Unfortunately, Turing was oppressed by the very government he had contributed greatly to. He was prosecuted in 1952 for acting out his homosexual orientation, which was then a crime in Britain. He reluctantly accepted the punishment of chemical castration in place of imprisonment. About two years later, Turing died from cyanide poisoning. Officially his death is listed as suicide, but some experts claim his death may have been an accidental poisoning.
“Amongst the qualities a hero should have, I would include determination, loyalty, courage, perseverance, patience, focus, intrepidity and selflessness.”–Ricky Martin
So, who else does Jonathan hold in high esteem? My pal said he really likes astronaut Buzz Aldrin. Of course, he was the second person to walk on the Moon. A lot of people don’t know that Aldrin was a U.S. Air Force fighter pilot during the Korean War. He flew several combat missions and shot down two MiG jet fighters. After Aldrin’s stint with NASA, he became Commandant of the Air Force’s Test Pilot School. He is a visionary thinker and an outspoken critic of Moon-landing deniers.
Meantime, I mentioned one other hero who has been a role-model for many of us media workers. Walter Cronkite was the journalists’ journalist and was known as being “the most trusted man in America”. Cronkite was one of my many superheroes.
Jonathan noted that it’s very important to choose your heroes wisely. If you choose one who has a lot of flaws, you can get distracted from creating a good life.
I stated that I gave up on having heroes long ago, because human heroes end up having disappointing flaws, and mythical heroes are usually heroic because of supernatural or unattainable powers. Instead of heroes, I have a short list of people who I greatly admire. Some are famous, and some are family and close friends I’ve known.

EXERCISE REQUIREMENTS: Please repeat the passage about heroes from "Meantime, I mentioned" up to and including "friends I’ve known.", substituting "idols" for "superheroes". The records have no connection to the passage about heroes.

RECORD LIST:
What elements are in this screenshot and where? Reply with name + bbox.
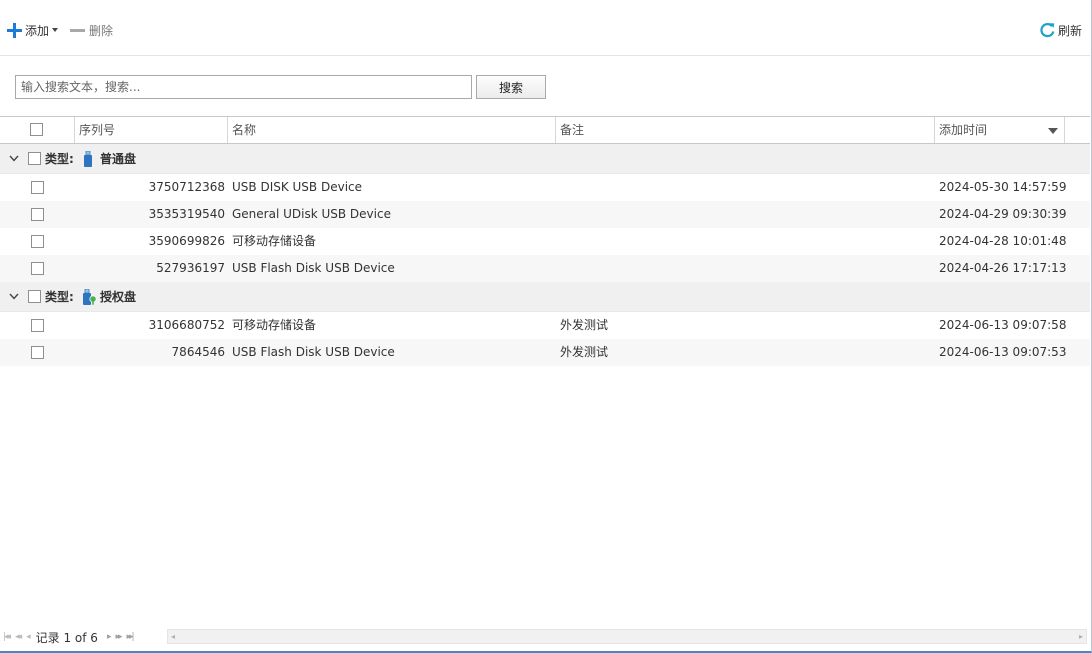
added-time-cell: 2024-04-28 10:01:48: [939, 234, 1067, 248]
group-type-label: 类型:: [45, 290, 74, 304]
horizontal-scrollbar[interactable]: ◂ ▸: [167, 629, 1087, 644]
note-cell: 外发测试: [560, 318, 609, 332]
refresh-button-label: 刷新: [1058, 23, 1083, 38]
serial-cell: 7864546: [171, 345, 225, 359]
grid-header: 序列号 名称 备注 添加时间: [0, 116, 1090, 144]
table-row[interactable]: 527936197 USB Flash Disk USB Device 2024…: [0, 255, 1090, 282]
added-time-cell: 2024-06-13 09:07:58: [939, 318, 1067, 332]
group-header-row[interactable]: 类型: 授权盘: [0, 282, 1090, 312]
table-row[interactable]: 3106680752 可移动存储设备 外发测试 2024-06-13 09:07…: [0, 312, 1090, 339]
pager-status: 记录 1 of 6: [35, 630, 98, 645]
serial-cell: 3535319540: [148, 207, 225, 221]
column-header-note[interactable]: 备注: [555, 117, 934, 143]
table-row[interactable]: 3590699826 可移动存储设备 2024-04-28 10:01:48: [0, 228, 1090, 255]
table-row[interactable]: 3535319540 General UDisk USB Device 2024…: [0, 201, 1090, 228]
search-input[interactable]: [15, 75, 472, 99]
refresh-icon: [1040, 23, 1055, 38]
search-button[interactable]: 搜索: [476, 75, 546, 99]
serial-cell: 3750712368: [148, 180, 225, 194]
row-checkbox[interactable]: [31, 346, 44, 359]
minus-icon: [70, 28, 85, 32]
group-checkbox[interactable]: [28, 152, 41, 165]
header-divider: [1064, 117, 1065, 143]
chevron-down-icon[interactable]: [9, 155, 19, 162]
row-checkbox[interactable]: [31, 235, 44, 248]
previous-page-block-icon[interactable]: ◂◂: [15, 632, 22, 642]
group-name: 普通盘: [100, 152, 137, 166]
added-time-cell: 2024-06-13 09:07:53: [939, 345, 1067, 359]
group-checkbox[interactable]: [28, 290, 41, 303]
group-name: 授权盘: [100, 290, 137, 304]
serial-cell: 3590699826: [148, 234, 225, 248]
added-time-cell: 2024-04-26 17:17:13: [939, 261, 1067, 275]
row-checkbox[interactable]: [31, 208, 44, 221]
name-cell: USB Flash Disk USB Device: [232, 261, 395, 275]
group-header-row[interactable]: 类型: 普通盘: [0, 144, 1090, 174]
refresh-button[interactable]: 刷新: [1040, 20, 1082, 40]
name-cell: 可移动存储设备: [232, 234, 317, 248]
added-time-cell: 2024-04-29 09:30:39: [939, 207, 1067, 221]
dropdown-caret-icon[interactable]: [52, 28, 59, 32]
first-page-icon[interactable]: |◂◂: [3, 632, 11, 642]
column-header-name[interactable]: 名称: [227, 117, 555, 143]
pager: |◂◂ ◂◂ ◂ 记录 1 of 6 ▸ ▸▸ ▸▸| ◂ ▸: [0, 628, 1090, 646]
delete-button[interactable]: 删除: [70, 20, 113, 40]
next-page-icon[interactable]: ▸: [107, 632, 111, 642]
row-checkbox[interactable]: [31, 319, 44, 332]
previous-page-icon[interactable]: ◂: [26, 632, 30, 642]
row-checkbox[interactable]: [31, 262, 44, 275]
table-row[interactable]: 7864546 USB Flash Disk USB Device 外发测试 2…: [0, 339, 1090, 366]
next-page-block-icon[interactable]: ▸▸: [115, 632, 122, 642]
usb-drive-icon: [84, 151, 92, 167]
app-window: 添加 删除 刷新 搜索 序列号 名称 备注 添加时间 类型:: [0, 0, 1092, 653]
name-cell: USB Flash Disk USB Device: [232, 345, 395, 359]
chevron-down-icon[interactable]: [9, 293, 19, 300]
add-button[interactable]: 添加: [7, 20, 59, 40]
name-cell: General UDisk USB Device: [232, 207, 391, 221]
column-menu-dropdown-icon[interactable]: [1048, 128, 1058, 134]
authorized-drive-icon: [83, 289, 97, 305]
delete-button-label: 删除: [89, 23, 114, 38]
note-cell: 外发测试: [560, 345, 609, 359]
toolbar: 添加 删除 刷新: [0, 0, 1090, 56]
column-header-serial[interactable]: 序列号: [74, 117, 227, 143]
table-row[interactable]: 3750712368 USB DISK USB Device 2024-05-3…: [0, 174, 1090, 201]
row-checkbox[interactable]: [31, 181, 44, 194]
scroll-left-icon[interactable]: ◂: [171, 632, 175, 641]
last-page-icon[interactable]: ▸▸|: [127, 632, 135, 642]
name-cell: USB DISK USB Device: [232, 180, 363, 194]
serial-cell: 3106680752: [148, 318, 225, 332]
select-all-checkbox[interactable]: [30, 123, 43, 136]
column-header-added-time[interactable]: 添加时间: [934, 117, 1064, 143]
serial-cell: 527936197: [156, 261, 225, 275]
added-time-cell: 2024-05-30 14:57:59: [939, 180, 1067, 194]
add-button-label: 添加: [25, 23, 50, 38]
group-type-label: 类型:: [45, 152, 74, 166]
scroll-right-icon[interactable]: ▸: [1079, 632, 1083, 641]
name-cell: 可移动存储设备: [232, 318, 317, 332]
plus-icon: [7, 22, 22, 38]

EXPECTED ANSWER:
Meantime, I mentioned one other hero who has been a role-model for many of us media workers. Walter Cronkite was the journalists’ journalist and was known as being “the most trusted man in America”. Cronkite was one of my many idols.
Jonathan noted that it’s very important to choose your heroes wisely. If you choose one who has a lot of flaws, you can get distracted from creating a good life.
I stated that I gave up on having heroes long ago, because human heroes end up having disappointing flaws, and mythical heroes are usually heroic because of supernatural or unattainable powers. Instead of heroes, I have a short list of people who I greatly admire. Some are famous, and some are family and close friends I’ve known.